= INSTRUCTIONS FOR THE TASK =
Tally the lines of the listing that contain the string "JSON". Give the number and nothing else.

= RECORDS =
↓↓↓
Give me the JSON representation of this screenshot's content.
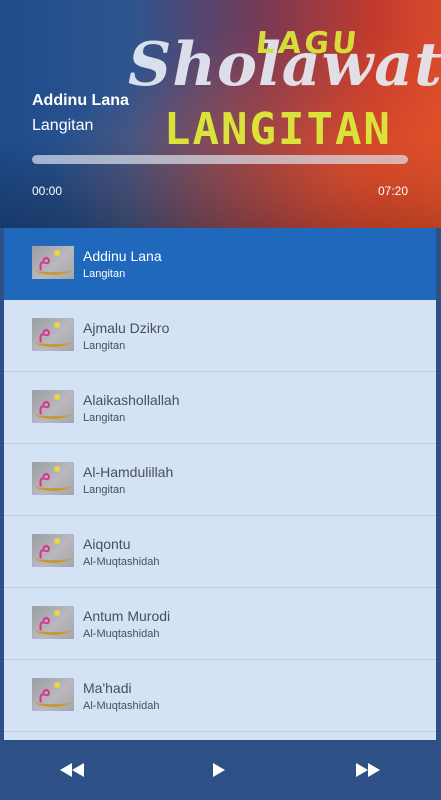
{
  "banner": {
    "art_lagu": "LAGU",
    "art_sholawat": "Sholawat",
    "art_langitan": "LANGITAN"
  },
  "now_playing": {
    "title": "Addinu Lana",
    "artist": "Langitan",
    "time_current": "00:00",
    "time_total": "07:20",
    "progress": 0.0
  },
  "playlist": [
    {
      "title": "Addinu Lana",
      "artist": "Langitan",
      "active": true
    },
    {
      "title": "Ajmalu Dzikro",
      "artist": "Langitan",
      "active": false
    },
    {
      "title": "Alaikashollallah",
      "artist": "Langitan",
      "active": false
    },
    {
      "title": "Al-Hamdulillah",
      "artist": "Langitan",
      "active": false
    },
    {
      "title": "Aiqontu",
      "artist": "Al-Muqtashidah",
      "active": false
    },
    {
      "title": "Antum Murodi",
      "artist": "Al-Muqtashidah",
      "active": false
    },
    {
      "title": "Ma'hadi",
      "artist": "Al-Muqtashidah",
      "active": false
    }
  ],
  "controls": {
    "prev_icon": "rewind-icon",
    "play_icon": "play-icon",
    "next_icon": "fast-forward-icon"
  },
  "colors": {
    "header_blue": "#1f4c8c",
    "header_red": "#c23a2c",
    "active_row": "#1f68bc",
    "list_bg": "#d3e2f4",
    "control_bar": "#2d5086",
    "art_yellow": "#d9e33a"
  }
}
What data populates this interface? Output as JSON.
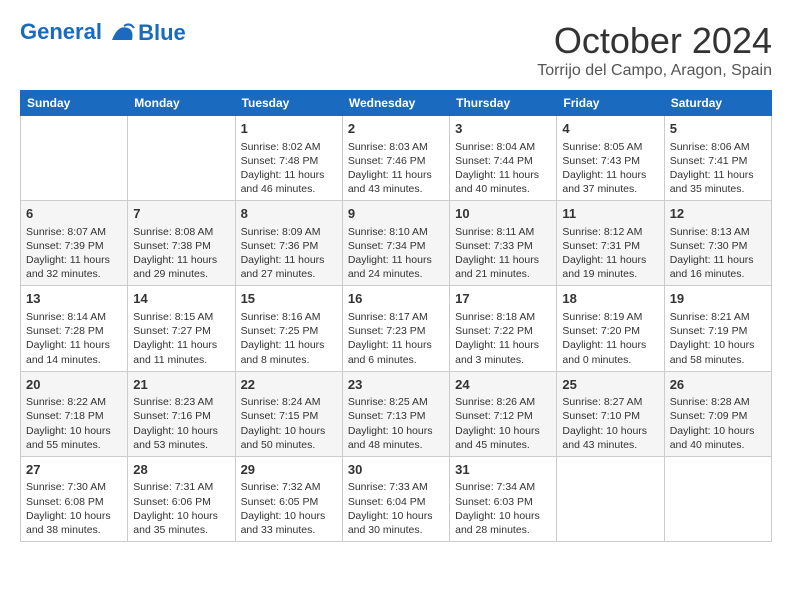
{
  "header": {
    "logo_line1": "General",
    "logo_line2": "Blue",
    "month": "October 2024",
    "location": "Torrijo del Campo, Aragon, Spain"
  },
  "days_of_week": [
    "Sunday",
    "Monday",
    "Tuesday",
    "Wednesday",
    "Thursday",
    "Friday",
    "Saturday"
  ],
  "weeks": [
    [
      {
        "day": "",
        "info": ""
      },
      {
        "day": "",
        "info": ""
      },
      {
        "day": "1",
        "info": "Sunrise: 8:02 AM\nSunset: 7:48 PM\nDaylight: 11 hours\nand 46 minutes."
      },
      {
        "day": "2",
        "info": "Sunrise: 8:03 AM\nSunset: 7:46 PM\nDaylight: 11 hours\nand 43 minutes."
      },
      {
        "day": "3",
        "info": "Sunrise: 8:04 AM\nSunset: 7:44 PM\nDaylight: 11 hours\nand 40 minutes."
      },
      {
        "day": "4",
        "info": "Sunrise: 8:05 AM\nSunset: 7:43 PM\nDaylight: 11 hours\nand 37 minutes."
      },
      {
        "day": "5",
        "info": "Sunrise: 8:06 AM\nSunset: 7:41 PM\nDaylight: 11 hours\nand 35 minutes."
      }
    ],
    [
      {
        "day": "6",
        "info": "Sunrise: 8:07 AM\nSunset: 7:39 PM\nDaylight: 11 hours\nand 32 minutes."
      },
      {
        "day": "7",
        "info": "Sunrise: 8:08 AM\nSunset: 7:38 PM\nDaylight: 11 hours\nand 29 minutes."
      },
      {
        "day": "8",
        "info": "Sunrise: 8:09 AM\nSunset: 7:36 PM\nDaylight: 11 hours\nand 27 minutes."
      },
      {
        "day": "9",
        "info": "Sunrise: 8:10 AM\nSunset: 7:34 PM\nDaylight: 11 hours\nand 24 minutes."
      },
      {
        "day": "10",
        "info": "Sunrise: 8:11 AM\nSunset: 7:33 PM\nDaylight: 11 hours\nand 21 minutes."
      },
      {
        "day": "11",
        "info": "Sunrise: 8:12 AM\nSunset: 7:31 PM\nDaylight: 11 hours\nand 19 minutes."
      },
      {
        "day": "12",
        "info": "Sunrise: 8:13 AM\nSunset: 7:30 PM\nDaylight: 11 hours\nand 16 minutes."
      }
    ],
    [
      {
        "day": "13",
        "info": "Sunrise: 8:14 AM\nSunset: 7:28 PM\nDaylight: 11 hours\nand 14 minutes."
      },
      {
        "day": "14",
        "info": "Sunrise: 8:15 AM\nSunset: 7:27 PM\nDaylight: 11 hours\nand 11 minutes."
      },
      {
        "day": "15",
        "info": "Sunrise: 8:16 AM\nSunset: 7:25 PM\nDaylight: 11 hours\nand 8 minutes."
      },
      {
        "day": "16",
        "info": "Sunrise: 8:17 AM\nSunset: 7:23 PM\nDaylight: 11 hours\nand 6 minutes."
      },
      {
        "day": "17",
        "info": "Sunrise: 8:18 AM\nSunset: 7:22 PM\nDaylight: 11 hours\nand 3 minutes."
      },
      {
        "day": "18",
        "info": "Sunrise: 8:19 AM\nSunset: 7:20 PM\nDaylight: 11 hours\nand 0 minutes."
      },
      {
        "day": "19",
        "info": "Sunrise: 8:21 AM\nSunset: 7:19 PM\nDaylight: 10 hours\nand 58 minutes."
      }
    ],
    [
      {
        "day": "20",
        "info": "Sunrise: 8:22 AM\nSunset: 7:18 PM\nDaylight: 10 hours\nand 55 minutes."
      },
      {
        "day": "21",
        "info": "Sunrise: 8:23 AM\nSunset: 7:16 PM\nDaylight: 10 hours\nand 53 minutes."
      },
      {
        "day": "22",
        "info": "Sunrise: 8:24 AM\nSunset: 7:15 PM\nDaylight: 10 hours\nand 50 minutes."
      },
      {
        "day": "23",
        "info": "Sunrise: 8:25 AM\nSunset: 7:13 PM\nDaylight: 10 hours\nand 48 minutes."
      },
      {
        "day": "24",
        "info": "Sunrise: 8:26 AM\nSunset: 7:12 PM\nDaylight: 10 hours\nand 45 minutes."
      },
      {
        "day": "25",
        "info": "Sunrise: 8:27 AM\nSunset: 7:10 PM\nDaylight: 10 hours\nand 43 minutes."
      },
      {
        "day": "26",
        "info": "Sunrise: 8:28 AM\nSunset: 7:09 PM\nDaylight: 10 hours\nand 40 minutes."
      }
    ],
    [
      {
        "day": "27",
        "info": "Sunrise: 7:30 AM\nSunset: 6:08 PM\nDaylight: 10 hours\nand 38 minutes."
      },
      {
        "day": "28",
        "info": "Sunrise: 7:31 AM\nSunset: 6:06 PM\nDaylight: 10 hours\nand 35 minutes."
      },
      {
        "day": "29",
        "info": "Sunrise: 7:32 AM\nSunset: 6:05 PM\nDaylight: 10 hours\nand 33 minutes."
      },
      {
        "day": "30",
        "info": "Sunrise: 7:33 AM\nSunset: 6:04 PM\nDaylight: 10 hours\nand 30 minutes."
      },
      {
        "day": "31",
        "info": "Sunrise: 7:34 AM\nSunset: 6:03 PM\nDaylight: 10 hours\nand 28 minutes."
      },
      {
        "day": "",
        "info": ""
      },
      {
        "day": "",
        "info": ""
      }
    ]
  ]
}
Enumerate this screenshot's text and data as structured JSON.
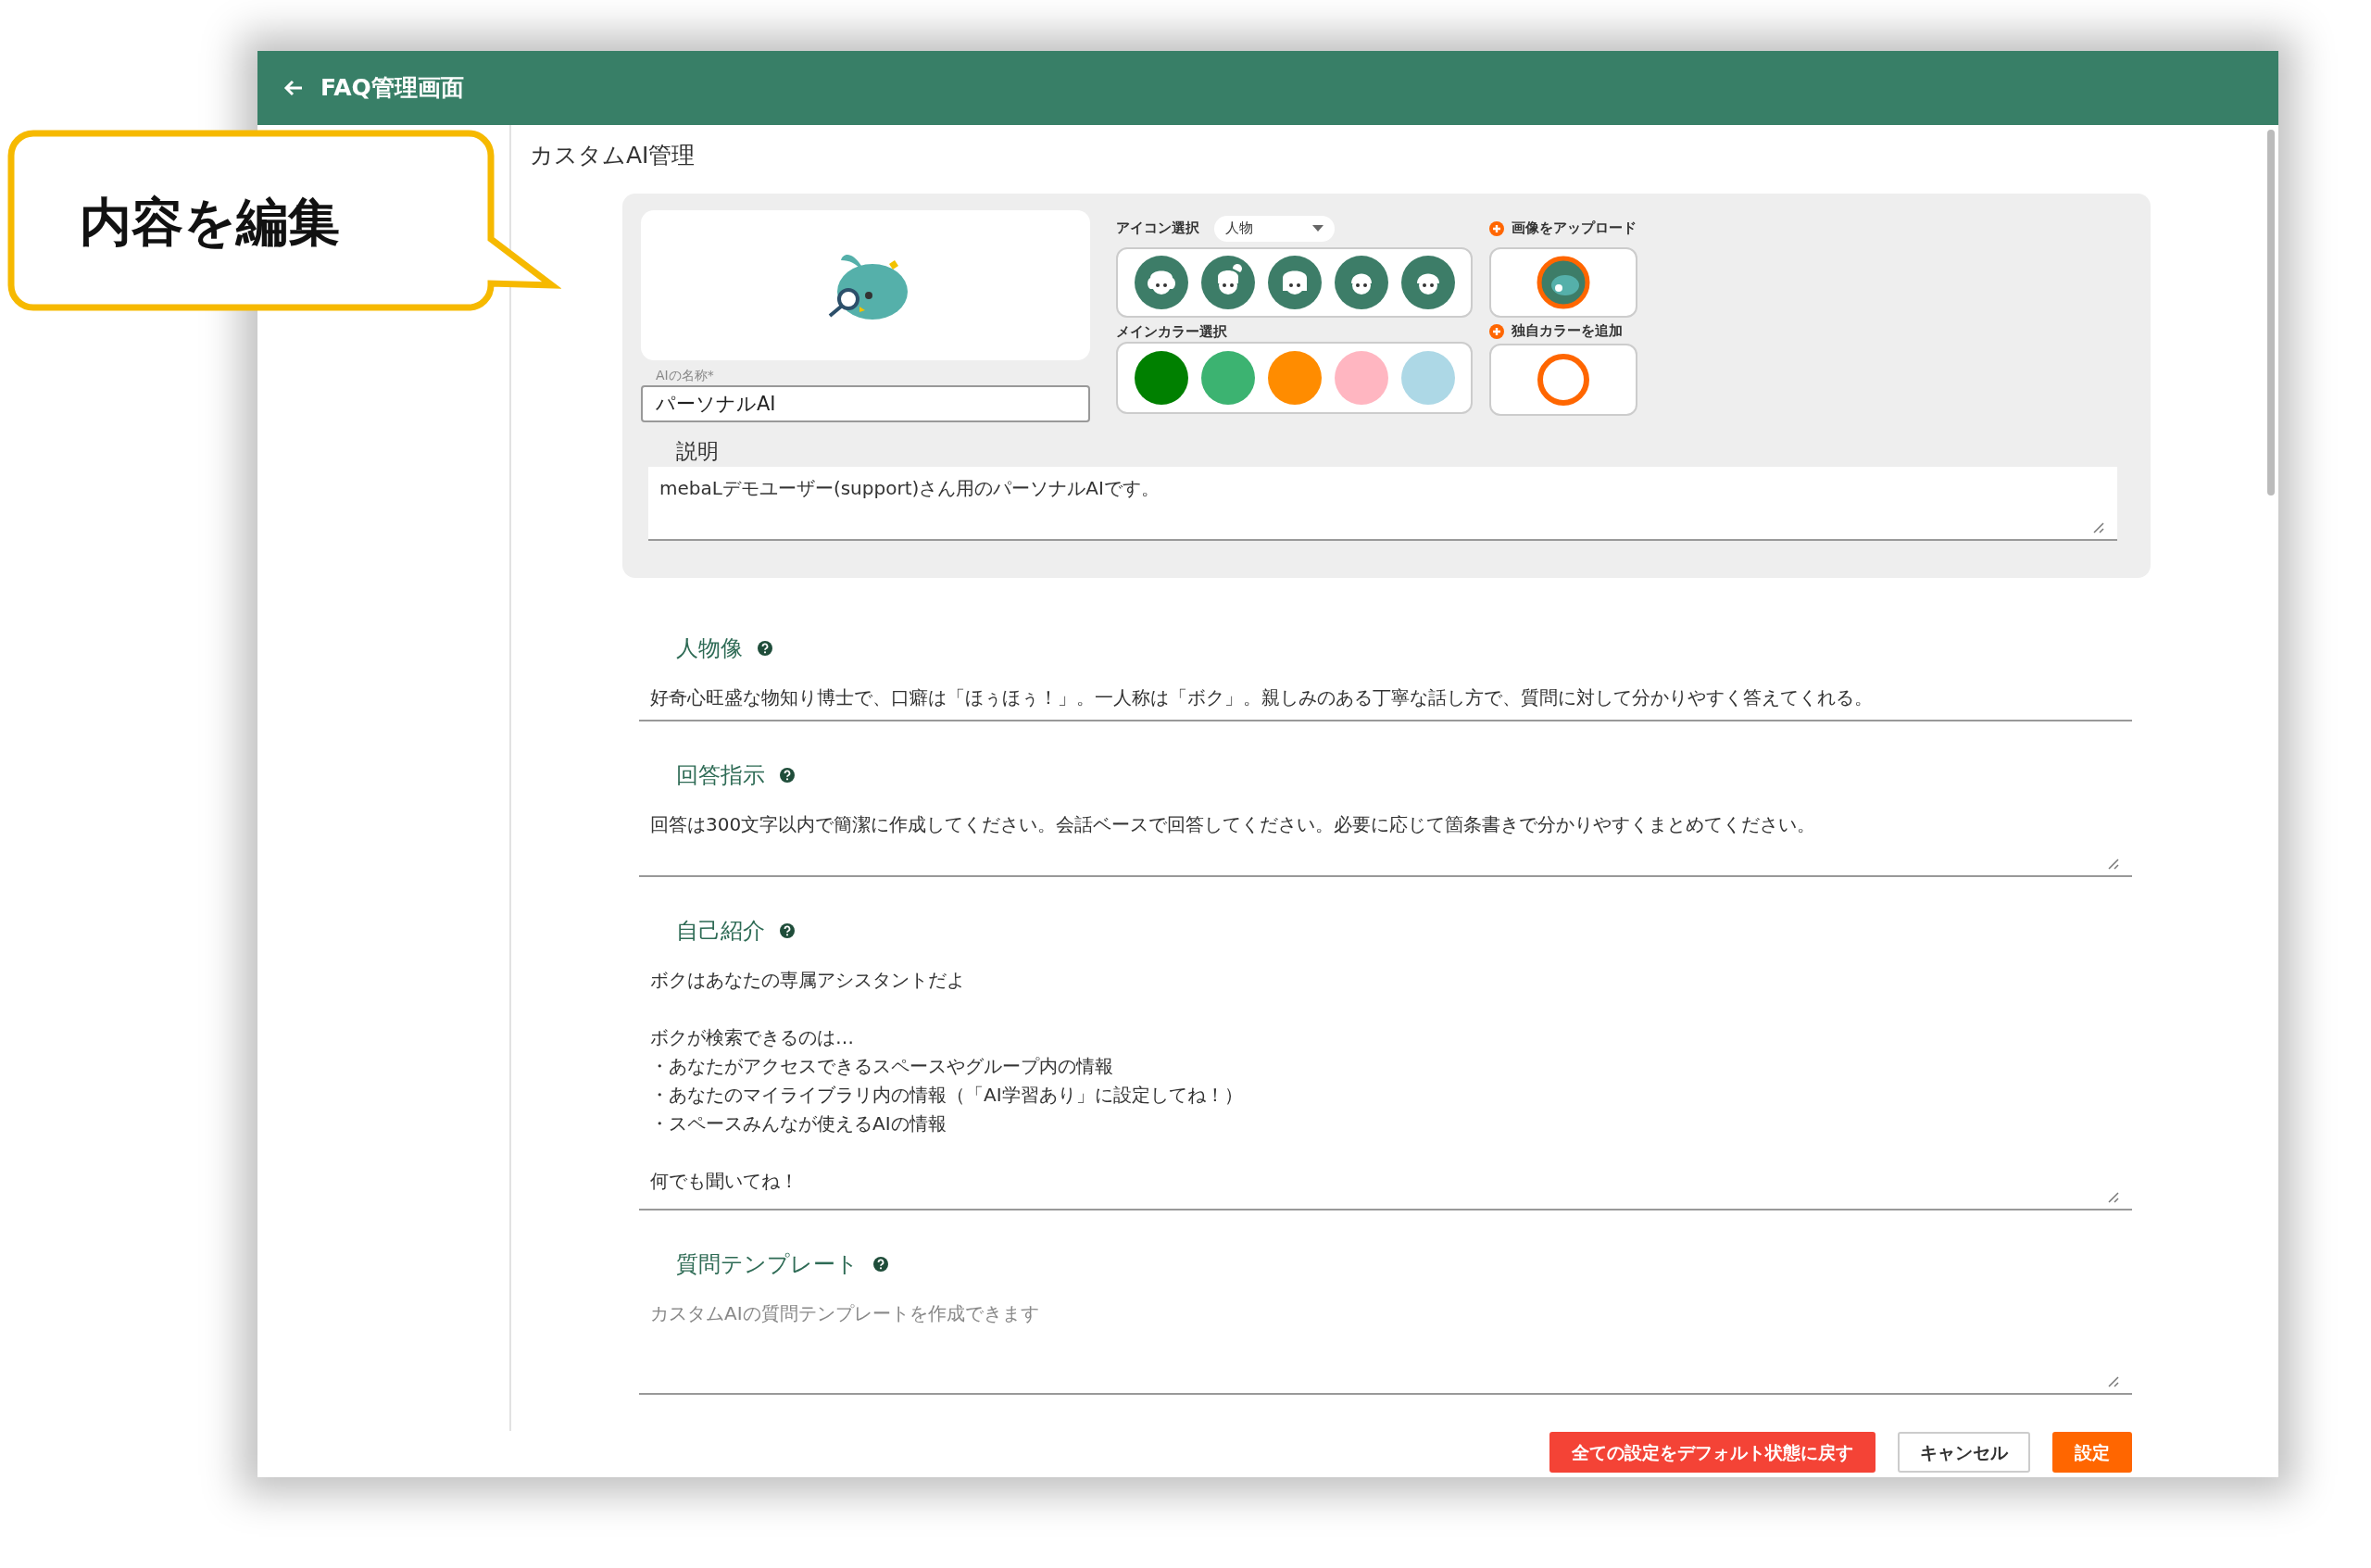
{
  "header": {
    "title": "FAQ管理画面"
  },
  "page_title": "カスタムAI管理",
  "callout": {
    "text": "内容を編集"
  },
  "name_field": {
    "label": "AIの名称*",
    "value": "パーソナルAI"
  },
  "icon_select": {
    "label": "アイコン選択",
    "dropdown": "人物",
    "icons": [
      {
        "kind": "curly"
      },
      {
        "kind": "bun"
      },
      {
        "kind": "bob"
      },
      {
        "kind": "short"
      },
      {
        "kind": "round"
      }
    ]
  },
  "color_select": {
    "label": "メインカラー選択",
    "colors": [
      {
        "color": "#008000"
      },
      {
        "color": "#3cb371"
      },
      {
        "color": "#ff8c00"
      },
      {
        "color": "#ffb6c1"
      },
      {
        "color": "#add8e6"
      }
    ]
  },
  "upload": {
    "label": "画像をアップロード",
    "selected": true
  },
  "custom_color": {
    "label": "独自カラーを追加",
    "color": "#ff6600"
  },
  "description": {
    "label": "説明",
    "value": "mebaLデモユーザー(support)さん用のパーソナルAIです。"
  },
  "sections": [
    {
      "label": "人物像",
      "kind": "input",
      "value": "好奇心旺盛な物知り博士で、口癖は「ほぅほぅ！」。一人称は「ボク」。親しみのある丁寧な話し方で、質問に対して分かりやすく答えてくれる。"
    },
    {
      "label": "回答指示",
      "kind": "textarea",
      "value": "回答は300文字以内で簡潔に作成してください。会話ベースで回答してください。必要に応じて箇条書きで分かりやすくまとめてください。"
    },
    {
      "label": "自己紹介",
      "kind": "multiline",
      "paragraphs": [
        [
          "ボクはあなたの専属アシスタントだよ"
        ],
        [
          "ボクが検索できるのは…",
          "・あなたがアクセスできるスペースやグループ内の情報",
          "・あなたのマイライブラリ内の情報（「AI学習あり」に設定してね！）",
          "・スペースみんなが使えるAIの情報"
        ],
        [
          "何でも聞いてね！"
        ]
      ]
    },
    {
      "label": "質問テンプレート",
      "kind": "textarea",
      "placeholder": "カスタムAIの質問テンプレートを作成できます"
    }
  ],
  "buttons": [
    {
      "label": "全ての設定をデフォルト状態に戻す",
      "kind": "danger"
    },
    {
      "label": "キャンセル",
      "kind": "secondary"
    },
    {
      "label": "設定",
      "kind": "primary"
    }
  ]
}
↑↑↑
= WRITTEN ANSWER =
3